-------- Input records
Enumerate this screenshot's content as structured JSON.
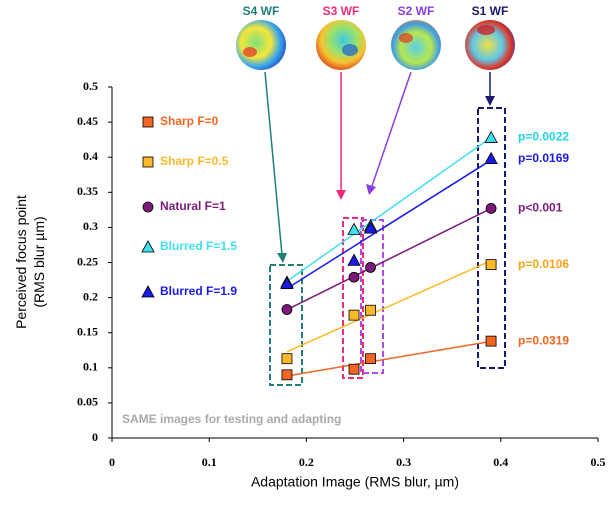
{
  "chart_data": {
    "type": "scatter",
    "xlabel": "Adaptation Image (RMS blur, µm)",
    "ylabel": [
      "Perceived focus point",
      "(RMS blur µm)"
    ],
    "xlim": [
      0,
      0.5
    ],
    "xticks": [
      0,
      0.1,
      0.2,
      0.3,
      0.4,
      0.5
    ],
    "ylim": [
      0,
      0.5
    ],
    "yticks": [
      0,
      0.05,
      0.1,
      0.15,
      0.2,
      0.25,
      0.3,
      0.35,
      0.4,
      0.45,
      0.5
    ],
    "x": [
      0.18,
      0.249,
      0.266,
      0.39
    ],
    "legend": "upper left",
    "trend_lines": true,
    "note": "SAME images for testing and adapting",
    "wavefronts": [
      {
        "label": "S4 WF",
        "color": "#1f7f78"
      },
      {
        "label": "S3 WF",
        "color": "#ee2a7b"
      },
      {
        "label": "S2 WF",
        "color": "#8a3ee0"
      },
      {
        "label": "S1 WF",
        "color": "#1a1a6e"
      }
    ],
    "series": [
      {
        "name": "Sharp F=0",
        "color": "#f26522",
        "marker": "square",
        "values": [
          0.09,
          0.098,
          0.113,
          0.138
        ],
        "p_label": "p=0.0319",
        "p_color": "#f26522"
      },
      {
        "name": "Sharp F=0.5",
        "color": "#fbb829",
        "marker": "square",
        "values": [
          0.113,
          0.175,
          0.182,
          0.247
        ],
        "p_label": "p=0.0106",
        "p_color": "#f7a21b"
      },
      {
        "name": "Natural F=1",
        "color": "#7b1a7b",
        "marker": "circle",
        "values": [
          0.183,
          0.229,
          0.243,
          0.327
        ],
        "p_label": "p<0.001",
        "p_color": "#7b1a7b"
      },
      {
        "name": "Blurred F=1.5",
        "color": "#3fe0f0",
        "marker": "triangle",
        "values": [
          0.222,
          0.297,
          0.302,
          0.428
        ],
        "p_label": "p=0.0022",
        "p_color": "#22d3e6"
      },
      {
        "name": "Blurred F=1.9",
        "color": "#1a1ae6",
        "marker": "triangle",
        "values": [
          0.22,
          0.253,
          0.299,
          0.398
        ],
        "p_label": "p=0.0169",
        "p_color": "#1a1ae6"
      }
    ]
  }
}
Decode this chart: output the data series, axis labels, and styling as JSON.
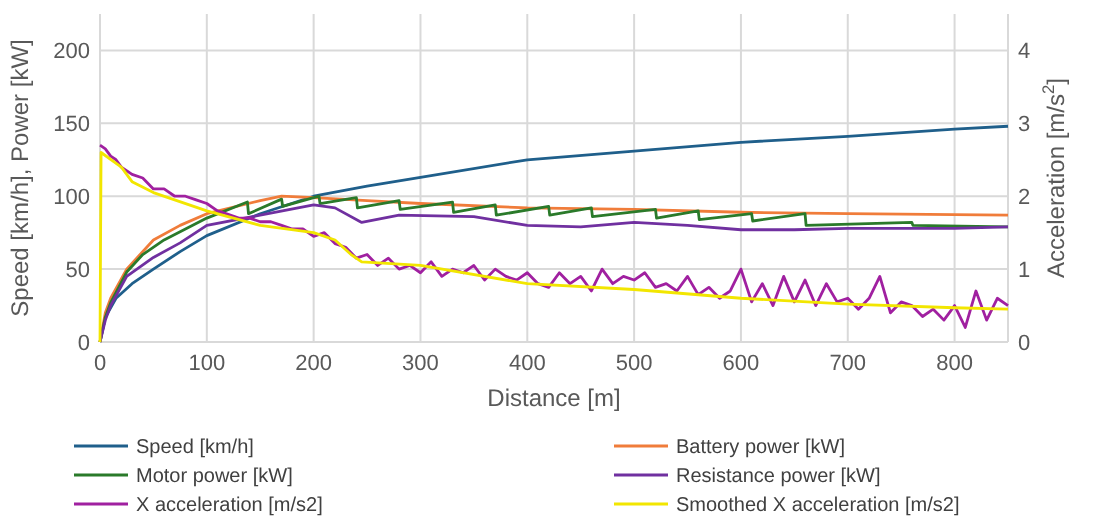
{
  "chart_data": {
    "type": "line",
    "xlabel": "Distance [m]",
    "ylabel": "Speed [km/h], Power [kW]",
    "y2label": "Acceleration [m/s$^{2}$]",
    "xlim": [
      0,
      850
    ],
    "xticks": [
      0,
      100,
      200,
      300,
      400,
      500,
      600,
      700,
      800
    ],
    "ylim": [
      0,
      225
    ],
    "yticks": [
      0,
      50,
      100,
      150,
      200
    ],
    "y2lim": [
      0,
      4.5
    ],
    "y2ticks": [
      0,
      1,
      2,
      3,
      4
    ],
    "grid": true,
    "legend": "bottom",
    "marker": "none",
    "line_style": "solid",
    "series": [
      {
        "name": "Speed [km/h]",
        "color": "#1f5f8b",
        "x": [
          0,
          5,
          15,
          30,
          50,
          75,
          100,
          150,
          200,
          250,
          300,
          400,
          500,
          600,
          700,
          800,
          850
        ],
        "values": [
          0,
          17,
          30,
          40,
          50,
          62,
          73,
          88,
          100,
          107,
          113,
          125,
          131,
          137,
          141,
          146,
          148
        ]
      },
      {
        "name": "Battery power [kW]",
        "color": "#f07c3a",
        "x": [
          0,
          5,
          10,
          25,
          50,
          75,
          100,
          150,
          170,
          200,
          250,
          300,
          400,
          500,
          600,
          700,
          850
        ],
        "values": [
          0,
          20,
          30,
          50,
          70,
          80,
          88,
          97,
          100,
          99,
          97,
          95,
          92,
          91,
          89,
          88,
          87
        ]
      },
      {
        "name": "Motor power [kW]",
        "color": "#2a7a2a",
        "x": [
          0,
          5,
          10,
          25,
          40,
          60,
          100,
          138,
          139,
          170,
          171,
          205,
          206,
          240,
          241,
          280,
          281,
          330,
          331,
          370,
          371,
          420,
          421,
          460,
          461,
          520,
          521,
          560,
          561,
          610,
          611,
          660,
          661,
          760,
          761,
          850
        ],
        "values": [
          0,
          17,
          27,
          48,
          60,
          70,
          85,
          96,
          88,
          98,
          93,
          100,
          95,
          99,
          92,
          97,
          91,
          96,
          89,
          94,
          87,
          93,
          87,
          92,
          86,
          91,
          85,
          90,
          84,
          88,
          83,
          88,
          80,
          82,
          80,
          79
        ]
      },
      {
        "name": "Resistance power [kW]",
        "color": "#7030a0",
        "x": [
          0,
          5,
          10,
          25,
          50,
          75,
          100,
          150,
          200,
          220,
          245,
          280,
          350,
          400,
          450,
          500,
          550,
          600,
          650,
          700,
          800,
          850
        ],
        "values": [
          0,
          15,
          25,
          45,
          58,
          68,
          80,
          87,
          94,
          92,
          82,
          87,
          86,
          80,
          79,
          82,
          80,
          77,
          77,
          78,
          78,
          79
        ]
      },
      {
        "name": "X acceleration [m/s2]",
        "color": "#a020a0",
        "axis": "y2",
        "x": [
          0,
          5,
          10,
          15,
          20,
          30,
          40,
          50,
          60,
          70,
          80,
          90,
          100,
          110,
          120,
          130,
          140,
          150,
          160,
          170,
          180,
          190,
          200,
          210,
          220,
          230,
          240,
          250,
          260,
          270,
          280,
          290,
          300,
          310,
          320,
          330,
          340,
          350,
          360,
          370,
          380,
          390,
          400,
          410,
          420,
          430,
          440,
          450,
          460,
          470,
          480,
          490,
          500,
          510,
          520,
          530,
          540,
          550,
          560,
          570,
          580,
          590,
          600,
          610,
          620,
          630,
          640,
          650,
          660,
          670,
          680,
          690,
          700,
          710,
          720,
          730,
          740,
          750,
          760,
          770,
          780,
          790,
          800,
          810,
          820,
          830,
          840,
          850
        ],
        "values": [
          2.7,
          2.65,
          2.55,
          2.5,
          2.4,
          2.3,
          2.25,
          2.1,
          2.1,
          2.0,
          2.0,
          1.95,
          1.9,
          1.8,
          1.75,
          1.7,
          1.7,
          1.65,
          1.65,
          1.6,
          1.55,
          1.55,
          1.45,
          1.5,
          1.35,
          1.3,
          1.15,
          1.2,
          1.05,
          1.15,
          1.0,
          1.05,
          0.95,
          1.1,
          0.9,
          1.0,
          0.95,
          1.05,
          0.85,
          1.0,
          0.9,
          0.85,
          0.95,
          0.8,
          0.75,
          0.95,
          0.8,
          0.9,
          0.7,
          1.0,
          0.8,
          0.9,
          0.85,
          0.95,
          0.75,
          0.8,
          0.7,
          0.9,
          0.65,
          0.75,
          0.6,
          0.7,
          1.0,
          0.55,
          0.8,
          0.5,
          0.9,
          0.55,
          0.85,
          0.5,
          0.8,
          0.55,
          0.6,
          0.45,
          0.6,
          0.9,
          0.4,
          0.55,
          0.5,
          0.35,
          0.45,
          0.3,
          0.5,
          0.2,
          0.7,
          0.3,
          0.6,
          0.5
        ]
      },
      {
        "name": "Smoothed X acceleration [m/s2]",
        "color": "#f2e600",
        "axis": "y2",
        "x": [
          0,
          1,
          20,
          30,
          50,
          100,
          150,
          200,
          220,
          235,
          245,
          300,
          400,
          500,
          600,
          700,
          800,
          850
        ],
        "values": [
          0,
          2.6,
          2.4,
          2.2,
          2.05,
          1.8,
          1.6,
          1.5,
          1.4,
          1.2,
          1.1,
          1.05,
          0.8,
          0.72,
          0.6,
          0.52,
          0.47,
          0.45
        ]
      }
    ]
  }
}
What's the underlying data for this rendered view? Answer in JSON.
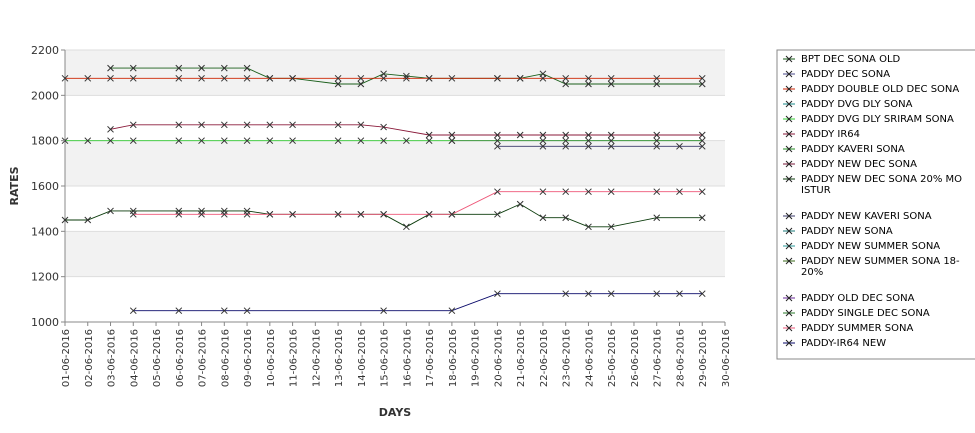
{
  "chart_data": {
    "type": "line",
    "xlabel": "DAYS",
    "ylabel": "RATES",
    "ylim": [
      1000,
      2200
    ],
    "y_ticks": [
      1000,
      1200,
      1400,
      1600,
      1800,
      2000,
      2200
    ],
    "grid": "horizontal bands",
    "legend_position": "right",
    "categories": [
      "01-06-2016",
      "02-06-2016",
      "03-06-2016",
      "04-06-2016",
      "05-06-2016",
      "06-06-2016",
      "07-06-2016",
      "08-06-2016",
      "09-06-2016",
      "10-06-2016",
      "11-06-2016",
      "12-06-2016",
      "13-06-2016",
      "14-06-2016",
      "15-06-2016",
      "16-06-2016",
      "17-06-2016",
      "18-06-2016",
      "19-06-2016",
      "20-06-2016",
      "21-06-2016",
      "22-06-2016",
      "23-06-2016",
      "24-06-2016",
      "25-06-2016",
      "26-06-2016",
      "27-06-2016",
      "28-06-2016",
      "29-06-2016",
      "30-06-2016"
    ],
    "series": [
      {
        "name": "BPT DEC SONA OLD",
        "color": "#1a5e1a",
        "points": [
          [
            2,
            2120
          ],
          [
            3,
            2120
          ],
          [
            5,
            2120
          ],
          [
            6,
            2120
          ],
          [
            7,
            2120
          ],
          [
            8,
            2120
          ],
          [
            9,
            2075
          ],
          [
            10,
            2075
          ],
          [
            12,
            2050
          ],
          [
            13,
            2050
          ],
          [
            14,
            2095
          ],
          [
            15,
            2085
          ],
          [
            16,
            2075
          ],
          [
            19,
            2075
          ],
          [
            20,
            2075
          ],
          [
            21,
            2095
          ],
          [
            22,
            2050
          ],
          [
            23,
            2050
          ],
          [
            24,
            2050
          ],
          [
            26,
            2050
          ],
          [
            28,
            2050
          ]
        ]
      },
      {
        "name": "PADDY DEC SONA",
        "color": "#4a4a8a",
        "points": []
      },
      {
        "name": "PADDY DOUBLE OLD DEC SONA",
        "color": "#cc2200",
        "points": [
          [
            0,
            2075
          ],
          [
            1,
            2075
          ],
          [
            2,
            2075
          ],
          [
            3,
            2075
          ],
          [
            5,
            2075
          ],
          [
            6,
            2075
          ],
          [
            7,
            2075
          ],
          [
            8,
            2075
          ],
          [
            9,
            2075
          ],
          [
            10,
            2075
          ],
          [
            12,
            2075
          ],
          [
            13,
            2075
          ],
          [
            14,
            2075
          ],
          [
            15,
            2075
          ],
          [
            16,
            2075
          ],
          [
            17,
            2075
          ],
          [
            19,
            2075
          ],
          [
            20,
            2075
          ],
          [
            21,
            2075
          ],
          [
            22,
            2075
          ],
          [
            23,
            2075
          ],
          [
            24,
            2075
          ],
          [
            26,
            2075
          ],
          [
            28,
            2075
          ]
        ]
      },
      {
        "name": "PADDY DVG DLY SONA",
        "color": "#1a8a8a",
        "points": []
      },
      {
        "name": "PADDY DVG DLY SRIRAM SONA",
        "color": "#33cc33",
        "points": [
          [
            0,
            1800
          ],
          [
            1,
            1800
          ],
          [
            2,
            1800
          ],
          [
            3,
            1800
          ],
          [
            5,
            1800
          ],
          [
            6,
            1800
          ],
          [
            7,
            1800
          ],
          [
            8,
            1800
          ],
          [
            9,
            1800
          ],
          [
            10,
            1800
          ],
          [
            12,
            1800
          ],
          [
            13,
            1800
          ],
          [
            14,
            1800
          ],
          [
            15,
            1800
          ],
          [
            16,
            1800
          ],
          [
            17,
            1800
          ]
        ]
      },
      {
        "name": "PADDY IR64",
        "color": "#8a1a3a",
        "points": [
          [
            2,
            1850
          ],
          [
            3,
            1870
          ],
          [
            5,
            1870
          ],
          [
            6,
            1870
          ],
          [
            7,
            1870
          ],
          [
            8,
            1870
          ],
          [
            9,
            1870
          ],
          [
            10,
            1870
          ],
          [
            12,
            1870
          ],
          [
            13,
            1870
          ],
          [
            14,
            1860
          ],
          [
            16,
            1825
          ],
          [
            17,
            1825
          ],
          [
            19,
            1825
          ],
          [
            20,
            1825
          ],
          [
            21,
            1825
          ],
          [
            22,
            1825
          ],
          [
            23,
            1825
          ],
          [
            24,
            1825
          ],
          [
            26,
            1825
          ],
          [
            28,
            1825
          ]
        ]
      },
      {
        "name": "PADDY KAVERI SONA",
        "color": "#228b22",
        "points": [
          [
            17,
            1800
          ],
          [
            19,
            1800
          ],
          [
            21,
            1800
          ],
          [
            22,
            1800
          ],
          [
            23,
            1800
          ],
          [
            24,
            1800
          ],
          [
            26,
            1800
          ],
          [
            28,
            1800
          ]
        ]
      },
      {
        "name": "PADDY NEW DEC SONA",
        "color": "#7a1a3a",
        "points": []
      },
      {
        "name": "PADDY NEW DEC SONA 20% MOISTUR",
        "label_lines": [
          "PADDY NEW DEC SONA 20% MO",
          "ISTUR"
        ],
        "color": "#0a3a0a",
        "points": [
          [
            0,
            1450
          ],
          [
            1,
            1450
          ],
          [
            2,
            1490
          ],
          [
            3,
            1490
          ],
          [
            5,
            1490
          ],
          [
            6,
            1490
          ],
          [
            7,
            1490
          ],
          [
            8,
            1490
          ],
          [
            9,
            1475
          ],
          [
            10,
            1475
          ],
          [
            12,
            1475
          ],
          [
            13,
            1475
          ],
          [
            14,
            1475
          ],
          [
            15,
            1420
          ],
          [
            16,
            1475
          ],
          [
            17,
            1475
          ],
          [
            19,
            1475
          ],
          [
            20,
            1520
          ],
          [
            21,
            1460
          ],
          [
            22,
            1460
          ],
          [
            23,
            1420
          ],
          [
            24,
            1420
          ],
          [
            26,
            1460
          ],
          [
            28,
            1460
          ]
        ]
      },
      {
        "name": "PADDY NEW KAVERI SONA",
        "color": "#3a3a6a",
        "points": [
          [
            19,
            1775
          ],
          [
            21,
            1775
          ],
          [
            22,
            1775
          ],
          [
            23,
            1775
          ],
          [
            24,
            1775
          ],
          [
            26,
            1775
          ],
          [
            27,
            1775
          ],
          [
            28,
            1775
          ]
        ]
      },
      {
        "name": "PADDY NEW SONA",
        "color": "#1a7a7a",
        "points": []
      },
      {
        "name": "PADDY NEW SUMMER SONA",
        "color": "#2a9a9a",
        "points": []
      },
      {
        "name": "PADDY NEW SUMMER SONA 18-20%",
        "label_lines": [
          "PADDY NEW SUMMER SONA 18-",
          "20%"
        ],
        "color": "#3a6a1a",
        "points": []
      },
      {
        "name": "PADDY OLD DEC SONA",
        "color": "#6a2a9a",
        "points": []
      },
      {
        "name": "PADDY SINGLE DEC SONA",
        "color": "#2a7a2a",
        "points": []
      },
      {
        "name": "PADDY SUMMER SONA",
        "color": "#ee5577",
        "points": [
          [
            3,
            1475
          ],
          [
            5,
            1475
          ],
          [
            6,
            1475
          ],
          [
            7,
            1475
          ],
          [
            8,
            1475
          ],
          [
            9,
            1475
          ],
          [
            10,
            1475
          ],
          [
            12,
            1475
          ],
          [
            13,
            1475
          ],
          [
            14,
            1475
          ],
          [
            16,
            1475
          ],
          [
            17,
            1475
          ],
          [
            19,
            1575
          ],
          [
            21,
            1575
          ],
          [
            22,
            1575
          ],
          [
            23,
            1575
          ],
          [
            24,
            1575
          ],
          [
            26,
            1575
          ],
          [
            27,
            1575
          ],
          [
            28,
            1575
          ]
        ]
      },
      {
        "name": "PADDY-IR64 NEW",
        "color": "#0a0a6a",
        "points": [
          [
            3,
            1050
          ],
          [
            5,
            1050
          ],
          [
            7,
            1050
          ],
          [
            8,
            1050
          ],
          [
            14,
            1050
          ],
          [
            17,
            1050
          ],
          [
            19,
            1125
          ],
          [
            22,
            1125
          ],
          [
            23,
            1125
          ],
          [
            24,
            1125
          ],
          [
            26,
            1125
          ],
          [
            27,
            1125
          ],
          [
            28,
            1125
          ]
        ]
      }
    ]
  }
}
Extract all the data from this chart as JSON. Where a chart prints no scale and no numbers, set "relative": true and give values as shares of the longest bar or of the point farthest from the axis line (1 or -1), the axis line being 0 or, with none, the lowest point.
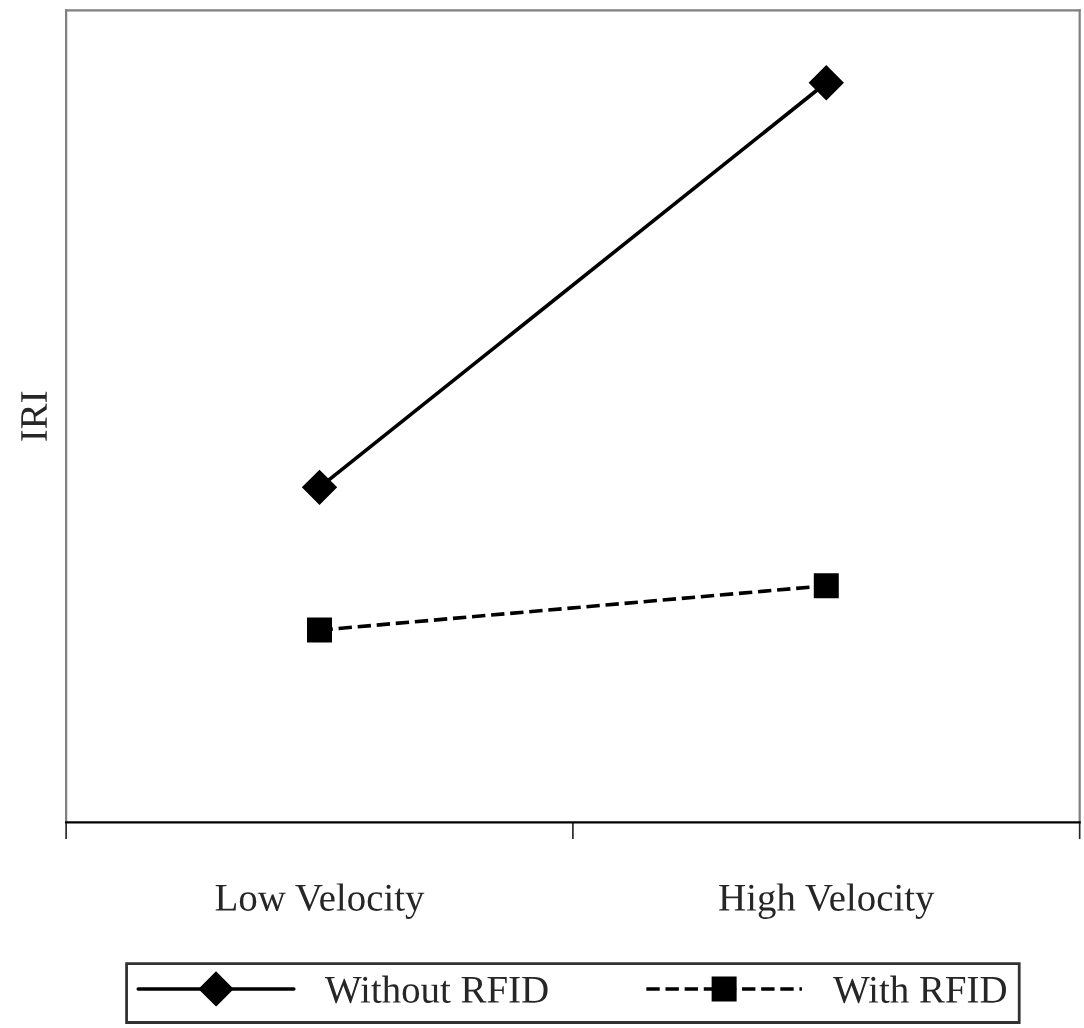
----------------
_Given problem_
Find and copy every line in the entries above where the string "true" occurs.

_Full response_
    "trend_lines": true,
    "grid": true,
Extract all the data from this chart as JSON. Where a chart prints no scale and no numbers, set "relative": true and give values as shares of the longest bar or of the point farthest from the axis line (1 or -1), the axis line being 0 or, with none, the lowest point.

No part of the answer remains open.